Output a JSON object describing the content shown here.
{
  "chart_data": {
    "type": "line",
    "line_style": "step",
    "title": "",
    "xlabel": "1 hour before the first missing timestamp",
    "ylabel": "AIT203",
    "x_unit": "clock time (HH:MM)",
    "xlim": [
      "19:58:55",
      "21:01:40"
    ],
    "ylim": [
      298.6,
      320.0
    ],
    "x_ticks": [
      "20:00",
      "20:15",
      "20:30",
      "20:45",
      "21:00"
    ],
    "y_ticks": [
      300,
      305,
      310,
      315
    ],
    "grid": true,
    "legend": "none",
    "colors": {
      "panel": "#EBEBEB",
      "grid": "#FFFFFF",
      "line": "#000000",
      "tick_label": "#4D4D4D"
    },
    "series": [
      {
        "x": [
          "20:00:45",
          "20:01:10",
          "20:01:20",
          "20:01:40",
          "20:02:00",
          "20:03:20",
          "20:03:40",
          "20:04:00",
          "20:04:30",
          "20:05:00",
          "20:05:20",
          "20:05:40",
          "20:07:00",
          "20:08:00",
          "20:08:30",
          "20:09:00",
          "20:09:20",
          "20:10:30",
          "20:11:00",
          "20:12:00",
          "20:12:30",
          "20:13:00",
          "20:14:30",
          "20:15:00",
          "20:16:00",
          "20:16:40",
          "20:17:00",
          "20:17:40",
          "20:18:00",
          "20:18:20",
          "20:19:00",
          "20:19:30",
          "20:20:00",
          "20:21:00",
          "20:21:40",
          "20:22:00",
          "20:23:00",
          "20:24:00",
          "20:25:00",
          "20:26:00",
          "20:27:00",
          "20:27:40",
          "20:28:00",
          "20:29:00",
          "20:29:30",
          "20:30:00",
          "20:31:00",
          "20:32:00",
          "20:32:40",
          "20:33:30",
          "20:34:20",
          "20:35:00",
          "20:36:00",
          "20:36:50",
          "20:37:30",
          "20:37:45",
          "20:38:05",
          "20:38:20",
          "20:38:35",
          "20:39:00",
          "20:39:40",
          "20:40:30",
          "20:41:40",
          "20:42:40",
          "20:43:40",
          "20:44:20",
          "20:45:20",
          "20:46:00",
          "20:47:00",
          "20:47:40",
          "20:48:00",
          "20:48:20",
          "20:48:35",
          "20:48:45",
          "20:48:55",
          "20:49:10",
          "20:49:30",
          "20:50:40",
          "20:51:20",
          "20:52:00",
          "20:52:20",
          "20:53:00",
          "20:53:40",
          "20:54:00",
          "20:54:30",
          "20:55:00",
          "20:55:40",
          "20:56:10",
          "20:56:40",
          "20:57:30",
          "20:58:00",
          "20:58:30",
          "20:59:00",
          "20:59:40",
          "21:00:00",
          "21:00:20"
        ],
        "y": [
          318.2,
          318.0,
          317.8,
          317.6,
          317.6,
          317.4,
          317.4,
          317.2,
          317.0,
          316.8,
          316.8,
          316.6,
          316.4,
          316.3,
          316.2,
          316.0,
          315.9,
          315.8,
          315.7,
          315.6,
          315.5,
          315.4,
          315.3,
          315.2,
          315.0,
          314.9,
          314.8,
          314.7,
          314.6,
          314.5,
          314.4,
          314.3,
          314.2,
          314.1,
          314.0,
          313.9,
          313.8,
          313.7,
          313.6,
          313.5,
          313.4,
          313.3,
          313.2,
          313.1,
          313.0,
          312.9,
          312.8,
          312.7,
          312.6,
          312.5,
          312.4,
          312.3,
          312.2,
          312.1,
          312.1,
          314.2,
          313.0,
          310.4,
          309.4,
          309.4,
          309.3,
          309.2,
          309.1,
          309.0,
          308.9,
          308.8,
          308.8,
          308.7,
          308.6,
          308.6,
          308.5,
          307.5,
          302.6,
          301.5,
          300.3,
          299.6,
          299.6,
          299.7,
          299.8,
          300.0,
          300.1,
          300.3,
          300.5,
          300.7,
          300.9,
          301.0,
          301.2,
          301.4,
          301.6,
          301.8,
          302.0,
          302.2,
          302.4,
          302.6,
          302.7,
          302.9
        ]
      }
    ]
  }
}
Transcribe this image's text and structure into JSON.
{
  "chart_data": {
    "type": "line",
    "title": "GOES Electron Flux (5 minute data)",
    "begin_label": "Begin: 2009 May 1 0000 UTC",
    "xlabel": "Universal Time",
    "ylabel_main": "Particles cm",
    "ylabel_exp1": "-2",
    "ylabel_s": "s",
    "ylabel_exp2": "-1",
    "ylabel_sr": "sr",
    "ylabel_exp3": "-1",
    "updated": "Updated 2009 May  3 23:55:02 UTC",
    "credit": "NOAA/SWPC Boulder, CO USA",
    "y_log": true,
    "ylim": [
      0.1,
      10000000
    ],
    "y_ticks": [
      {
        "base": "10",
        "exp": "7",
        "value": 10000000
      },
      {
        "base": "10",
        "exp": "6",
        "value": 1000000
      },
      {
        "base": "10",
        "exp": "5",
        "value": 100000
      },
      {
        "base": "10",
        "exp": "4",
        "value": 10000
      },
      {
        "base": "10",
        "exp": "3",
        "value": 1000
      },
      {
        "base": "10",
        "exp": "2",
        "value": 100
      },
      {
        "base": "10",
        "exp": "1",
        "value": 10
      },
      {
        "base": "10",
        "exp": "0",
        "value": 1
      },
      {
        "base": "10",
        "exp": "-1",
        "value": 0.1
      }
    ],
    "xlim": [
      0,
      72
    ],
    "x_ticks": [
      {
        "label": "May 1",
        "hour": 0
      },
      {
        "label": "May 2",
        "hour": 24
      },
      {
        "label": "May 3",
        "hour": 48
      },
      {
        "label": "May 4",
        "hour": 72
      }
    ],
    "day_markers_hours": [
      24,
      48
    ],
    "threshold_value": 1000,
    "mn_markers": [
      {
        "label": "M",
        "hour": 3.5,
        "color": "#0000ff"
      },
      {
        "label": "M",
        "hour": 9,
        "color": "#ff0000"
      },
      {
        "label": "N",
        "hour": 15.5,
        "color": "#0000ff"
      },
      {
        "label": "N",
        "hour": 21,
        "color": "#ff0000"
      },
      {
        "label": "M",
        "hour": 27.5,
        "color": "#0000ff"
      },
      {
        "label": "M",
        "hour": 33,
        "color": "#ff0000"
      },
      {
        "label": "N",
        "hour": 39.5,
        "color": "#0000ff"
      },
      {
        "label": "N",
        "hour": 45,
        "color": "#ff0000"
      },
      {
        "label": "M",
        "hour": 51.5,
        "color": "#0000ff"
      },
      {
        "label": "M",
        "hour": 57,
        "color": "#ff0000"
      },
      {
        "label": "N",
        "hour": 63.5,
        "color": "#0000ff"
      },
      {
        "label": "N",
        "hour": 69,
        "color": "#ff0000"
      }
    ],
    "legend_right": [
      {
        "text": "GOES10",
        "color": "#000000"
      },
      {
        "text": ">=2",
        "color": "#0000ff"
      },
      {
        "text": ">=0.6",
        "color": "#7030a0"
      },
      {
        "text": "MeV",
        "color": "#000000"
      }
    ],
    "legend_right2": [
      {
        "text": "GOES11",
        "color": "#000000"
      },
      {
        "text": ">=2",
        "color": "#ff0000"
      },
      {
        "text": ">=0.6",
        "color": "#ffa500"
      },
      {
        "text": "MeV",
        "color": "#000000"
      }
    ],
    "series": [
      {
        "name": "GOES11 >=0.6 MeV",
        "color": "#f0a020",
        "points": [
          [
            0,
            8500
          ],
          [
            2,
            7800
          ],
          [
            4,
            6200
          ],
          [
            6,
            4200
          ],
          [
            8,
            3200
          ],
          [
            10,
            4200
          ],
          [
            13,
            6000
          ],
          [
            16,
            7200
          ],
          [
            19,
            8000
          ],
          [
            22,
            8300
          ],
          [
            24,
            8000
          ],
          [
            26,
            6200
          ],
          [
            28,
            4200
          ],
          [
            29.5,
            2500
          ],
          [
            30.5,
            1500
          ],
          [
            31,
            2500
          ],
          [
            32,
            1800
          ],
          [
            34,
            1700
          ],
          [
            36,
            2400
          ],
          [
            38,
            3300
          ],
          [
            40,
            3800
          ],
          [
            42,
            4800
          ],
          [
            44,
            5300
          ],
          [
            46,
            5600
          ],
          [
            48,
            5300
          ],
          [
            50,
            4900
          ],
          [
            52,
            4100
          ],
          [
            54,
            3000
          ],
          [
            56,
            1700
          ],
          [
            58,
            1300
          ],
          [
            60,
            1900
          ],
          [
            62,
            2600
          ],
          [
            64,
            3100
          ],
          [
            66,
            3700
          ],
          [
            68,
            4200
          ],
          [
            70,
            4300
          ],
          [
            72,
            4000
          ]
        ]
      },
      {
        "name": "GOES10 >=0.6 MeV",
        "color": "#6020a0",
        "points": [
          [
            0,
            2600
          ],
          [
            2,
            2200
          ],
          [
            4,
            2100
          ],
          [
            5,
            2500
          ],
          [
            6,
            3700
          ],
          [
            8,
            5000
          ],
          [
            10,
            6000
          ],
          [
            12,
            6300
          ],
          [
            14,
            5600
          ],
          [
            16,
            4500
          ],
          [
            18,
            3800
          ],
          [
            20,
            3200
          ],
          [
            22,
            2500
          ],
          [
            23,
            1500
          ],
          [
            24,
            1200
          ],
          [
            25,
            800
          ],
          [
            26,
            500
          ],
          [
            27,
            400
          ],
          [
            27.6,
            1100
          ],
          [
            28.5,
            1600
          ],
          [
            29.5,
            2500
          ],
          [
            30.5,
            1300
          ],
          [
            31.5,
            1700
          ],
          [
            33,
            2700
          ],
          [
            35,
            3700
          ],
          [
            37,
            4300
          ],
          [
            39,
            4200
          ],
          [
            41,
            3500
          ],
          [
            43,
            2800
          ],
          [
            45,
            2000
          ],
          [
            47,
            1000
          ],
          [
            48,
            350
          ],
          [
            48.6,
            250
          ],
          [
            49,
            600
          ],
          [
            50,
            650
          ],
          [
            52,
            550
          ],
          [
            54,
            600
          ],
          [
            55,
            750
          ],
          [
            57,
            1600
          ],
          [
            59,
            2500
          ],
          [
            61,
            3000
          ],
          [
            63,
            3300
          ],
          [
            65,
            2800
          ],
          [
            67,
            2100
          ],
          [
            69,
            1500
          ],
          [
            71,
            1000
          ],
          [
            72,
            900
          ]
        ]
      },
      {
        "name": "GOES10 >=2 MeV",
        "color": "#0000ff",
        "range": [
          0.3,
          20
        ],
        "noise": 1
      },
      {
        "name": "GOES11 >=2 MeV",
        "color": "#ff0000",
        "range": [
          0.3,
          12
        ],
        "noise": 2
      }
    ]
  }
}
------------------------
Return every line in the listing that contains the word "JSON".

Output a JSON object describing the content shown here.
Transcribe this image's text and structure into JSON.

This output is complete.